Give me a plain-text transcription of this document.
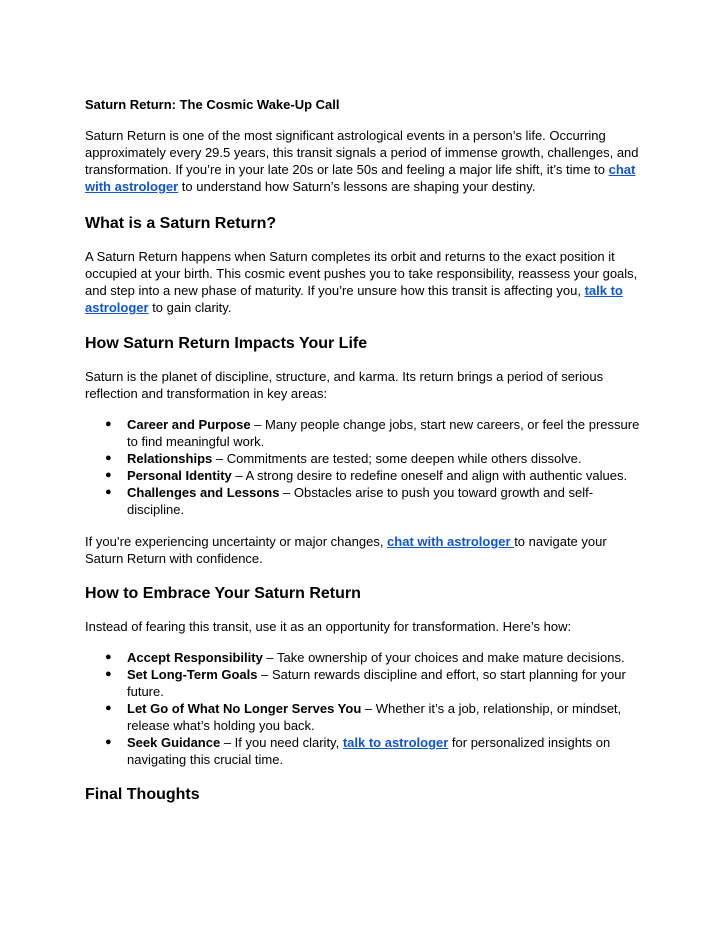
Saturn Return: The Cosmic Wake-Up Call

Saturn Return is one of the most significant astrological events in a person’s life. Occurring approximately every 29.5 years, this transit signals a period of immense growth, challenges, and transformation. If you’re in your late 20s or late 50s and feeling a major life shift, it’s time to chat with astrologer to understand how Saturn’s lessons are shaping your destiny.

What is a Saturn Return?

A Saturn Return happens when Saturn completes its orbit and returns to the exact position it occupied at your birth. This cosmic event pushes you to take responsibility, reassess your goals, and step into a new phase of maturity. If you’re unsure how this transit is affecting you, talk to astrologer to gain clarity.

How Saturn Return Impacts Your Life

Saturn is the planet of discipline, structure, and karma. Its return brings a period of serious reflection and transformation in key areas:

● Career and Purpose – Many people change jobs, start new careers, or feel the pressure to find meaningful work.
● Relationships – Commitments are tested; some deepen while others dissolve.
● Personal Identity – A strong desire to redefine oneself and align with authentic values.
● Challenges and Lessons – Obstacles arise to push you toward growth and self-discipline.

If you’re experiencing uncertainty or major changes, chat with astrologer to navigate your Saturn Return with confidence.

How to Embrace Your Saturn Return

Instead of fearing this transit, use it as an opportunity for transformation. Here’s how:

● Accept Responsibility – Take ownership of your choices and make mature decisions.
● Set Long-Term Goals – Saturn rewards discipline and effort, so start planning for your future.
● Let Go of What No Longer Serves You – Whether it’s a job, relationship, or mindset, release what’s holding you back.
● Seek Guidance – If you need clarity, talk to astrologer for personalized insights on navigating this crucial time.
Final Thoughts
☆ ☆ ☆ ☆ ☆ ☆ ☆
* **Given exercise**
Search the listing for the word "start" and return each line that holds it.

* **Answer to this exercise**
● Career and Purpose – Many people change jobs, start new careers, or feel the pressure to find meaningful work.
● Set Long-Term Goals – Saturn rewards discipline and effort, so start planning for your future.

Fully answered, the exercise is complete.